Work to do – Transcribe the entries that follow exactly as they appear, minus pictures.

'''

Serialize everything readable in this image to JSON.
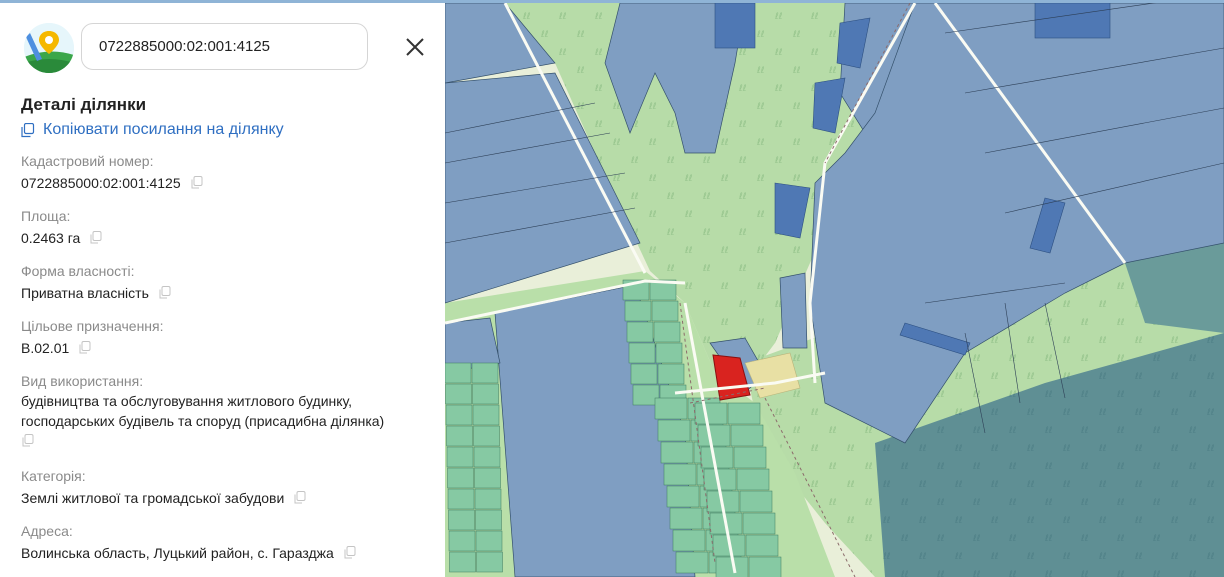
{
  "search": {
    "value": "0722885000:02:001:4125"
  },
  "panel": {
    "title": "Деталі ділянки",
    "copy_link_label": "Копіювати посилання на ділянку",
    "fields": [
      {
        "label": "Кадастровий номер:",
        "value": "0722885000:02:001:4125"
      },
      {
        "label": "Площа:",
        "value": "0.2463 га"
      },
      {
        "label": "Форма власності:",
        "value": "Приватна власність"
      },
      {
        "label": "Цільове призначення:",
        "value": "B.02.01"
      },
      {
        "label": "Вид використання:",
        "value": "будівництва та обслуговування житлового будинку, господарських будівель та споруд (присадибна ділянка)"
      },
      {
        "label": "Категорія:",
        "value": "Землі житлової та громадської забудови"
      },
      {
        "label": "Адреса:",
        "value": "Волинська область, Луцький район, с. Гаразджа"
      }
    ]
  },
  "colors": {
    "accent": "#2f6fc2",
    "selected_parcel": "#d9231f",
    "forest": "#b7dca8",
    "parcel_blue": "#7f9ec2",
    "parcel_green": "#86c9a3",
    "dark_forest": "#5f8f94"
  },
  "icons": [
    "map-pin-logo",
    "close-icon",
    "copy-icon"
  ]
}
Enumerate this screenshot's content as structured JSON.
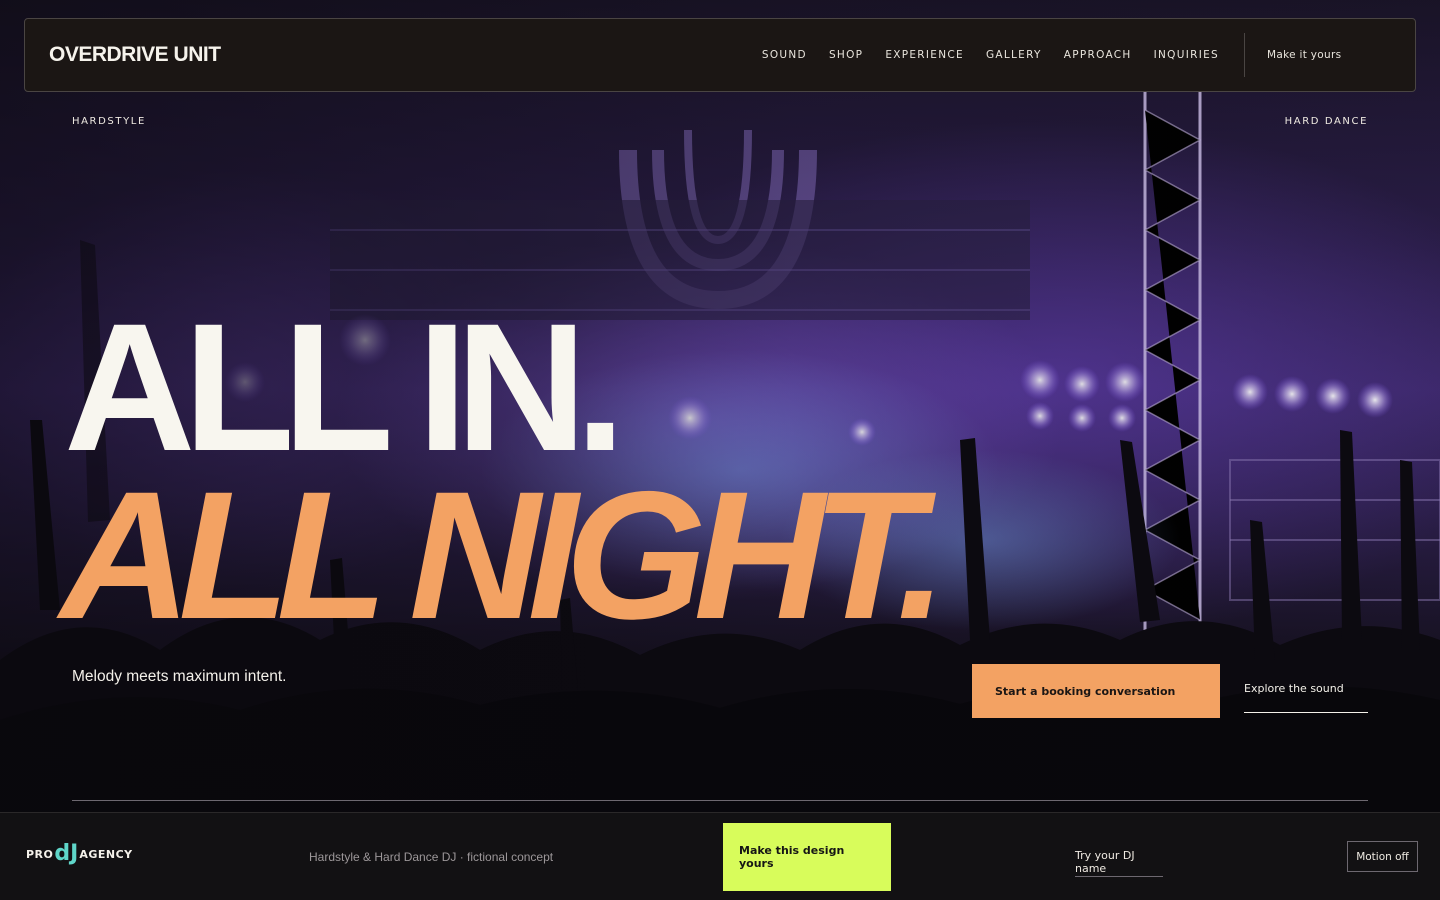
{
  "brand": "OVERDRIVE UNIT",
  "nav": {
    "items": [
      "SOUND",
      "SHOP",
      "EXPERIENCE",
      "GALLERY",
      "APPROACH",
      "INQUIRIES"
    ],
    "cta": "Make it yours"
  },
  "hero": {
    "tag_left": "HARDSTYLE",
    "tag_right": "HARD DANCE",
    "headline_line1": "ALL IN.",
    "headline_line2": "ALL NIGHT.",
    "tagline": "Melody meets maximum intent.",
    "primary_button": "Start a booking conversation",
    "secondary_link": "Explore the sound",
    "background_image": "concert-crowd-stage-photo"
  },
  "footer_bar": {
    "logo": {
      "pro": "PRO",
      "dj": "dJ",
      "agency": "AGENCY"
    },
    "caption": "Hardstyle & Hard Dance DJ · fictional concept",
    "design_button": "Make this design yours",
    "try_name_link": "Try your DJ name",
    "motion_button": "Motion off"
  },
  "colors": {
    "accent_orange": "#f3a263",
    "accent_lime": "#d8fc5b",
    "logo_teal": "#5fd6c9",
    "nav_bg": "#1b1614",
    "text_light": "#f8f6ef"
  }
}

'''

Correct response –
Serialize everything readable in this image to JSON.
{
  "search": {
    "value": "0722885000:02:001:4125"
  },
  "panel": {
    "title": "Деталі ділянки",
    "copy_link_label": "Копіювати посилання на ділянку",
    "fields": [
      {
        "label": "Кадастровий номер:",
        "value": "0722885000:02:001:4125"
      },
      {
        "label": "Площа:",
        "value": "0.2463 га"
      },
      {
        "label": "Форма власності:",
        "value": "Приватна власність"
      },
      {
        "label": "Цільове призначення:",
        "value": "B.02.01"
      },
      {
        "label": "Вид використання:",
        "value": "будівництва та обслуговування житлового будинку, господарських будівель та споруд (присадибна ділянка)"
      },
      {
        "label": "Категорія:",
        "value": "Землі житлової та громадської забудови"
      },
      {
        "label": "Адреса:",
        "value": "Волинська область, Луцький район, с. Гаразджа"
      }
    ]
  },
  "colors": {
    "accent": "#2f6fc2",
    "selected_parcel": "#d9231f",
    "forest": "#b7dca8",
    "parcel_blue": "#7f9ec2",
    "parcel_green": "#86c9a3",
    "dark_forest": "#5f8f94"
  },
  "icons": [
    "map-pin-logo",
    "close-icon",
    "copy-icon"
  ]
}
Enumerate this screenshot's content as structured JSON.
{
  "brand": "OVERDRIVE UNIT",
  "nav": {
    "items": [
      "SOUND",
      "SHOP",
      "EXPERIENCE",
      "GALLERY",
      "APPROACH",
      "INQUIRIES"
    ],
    "cta": "Make it yours"
  },
  "hero": {
    "tag_left": "HARDSTYLE",
    "tag_right": "HARD DANCE",
    "headline_line1": "ALL IN.",
    "headline_line2": "ALL NIGHT.",
    "tagline": "Melody meets maximum intent.",
    "primary_button": "Start a booking conversation",
    "secondary_link": "Explore the sound",
    "background_image": "concert-crowd-stage-photo"
  },
  "footer_bar": {
    "logo": {
      "pro": "PRO",
      "dj": "dJ",
      "agency": "AGENCY"
    },
    "caption": "Hardstyle & Hard Dance DJ · fictional concept",
    "design_button": "Make this design yours",
    "try_name_link": "Try your DJ name",
    "motion_button": "Motion off"
  },
  "colors": {
    "accent_orange": "#f3a263",
    "accent_lime": "#d8fc5b",
    "logo_teal": "#5fd6c9",
    "nav_bg": "#1b1614",
    "text_light": "#f8f6ef"
  }
}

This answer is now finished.